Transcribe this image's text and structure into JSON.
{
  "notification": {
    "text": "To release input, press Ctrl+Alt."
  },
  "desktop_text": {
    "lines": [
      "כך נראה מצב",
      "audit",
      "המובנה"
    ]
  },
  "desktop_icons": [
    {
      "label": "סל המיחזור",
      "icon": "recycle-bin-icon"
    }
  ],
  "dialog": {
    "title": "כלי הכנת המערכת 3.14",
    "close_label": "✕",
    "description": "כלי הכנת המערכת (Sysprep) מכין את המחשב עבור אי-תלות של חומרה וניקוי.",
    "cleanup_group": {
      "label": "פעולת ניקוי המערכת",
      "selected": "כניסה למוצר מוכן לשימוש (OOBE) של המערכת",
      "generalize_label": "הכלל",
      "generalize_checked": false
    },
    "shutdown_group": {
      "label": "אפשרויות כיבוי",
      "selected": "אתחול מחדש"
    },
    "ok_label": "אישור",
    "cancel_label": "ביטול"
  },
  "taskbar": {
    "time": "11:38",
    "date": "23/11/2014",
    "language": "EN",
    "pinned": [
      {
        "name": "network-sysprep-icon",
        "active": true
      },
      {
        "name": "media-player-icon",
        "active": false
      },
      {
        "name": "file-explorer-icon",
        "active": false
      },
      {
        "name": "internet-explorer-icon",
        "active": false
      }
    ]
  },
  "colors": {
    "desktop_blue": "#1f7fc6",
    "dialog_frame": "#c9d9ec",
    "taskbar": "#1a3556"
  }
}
______________________________
**WHAT IS REQUIRED**. Using the exact wording, write out all of the records.

**EXERCISE SOLUTION**.
Transcribe this image's text and structure into JSON.
{
  "notification": {
    "text": "To release input, press Ctrl+Alt."
  },
  "desktop_text": {
    "lines": [
      "כך נראה מצב",
      "audit",
      "המובנה"
    ]
  },
  "desktop_icons": [
    {
      "label": "סל המיחזור",
      "icon": "recycle-bin-icon"
    }
  ],
  "dialog": {
    "title": "כלי הכנת המערכת 3.14",
    "close_label": "✕",
    "description": "כלי הכנת המערכת (Sysprep) מכין את המחשב עבור אי-תלות של חומרה וניקוי.",
    "cleanup_group": {
      "label": "פעולת ניקוי המערכת",
      "selected": "כניסה למוצר מוכן לשימוש (OOBE) של המערכת",
      "generalize_label": "הכלל",
      "generalize_checked": false
    },
    "shutdown_group": {
      "label": "אפשרויות כיבוי",
      "selected": "אתחול מחדש"
    },
    "ok_label": "אישור",
    "cancel_label": "ביטול"
  },
  "taskbar": {
    "time": "11:38",
    "date": "23/11/2014",
    "language": "EN",
    "pinned": [
      {
        "name": "network-sysprep-icon",
        "active": true
      },
      {
        "name": "media-player-icon",
        "active": false
      },
      {
        "name": "file-explorer-icon",
        "active": false
      },
      {
        "name": "internet-explorer-icon",
        "active": false
      }
    ]
  },
  "colors": {
    "desktop_blue": "#1f7fc6",
    "dialog_frame": "#c9d9ec",
    "taskbar": "#1a3556"
  }
}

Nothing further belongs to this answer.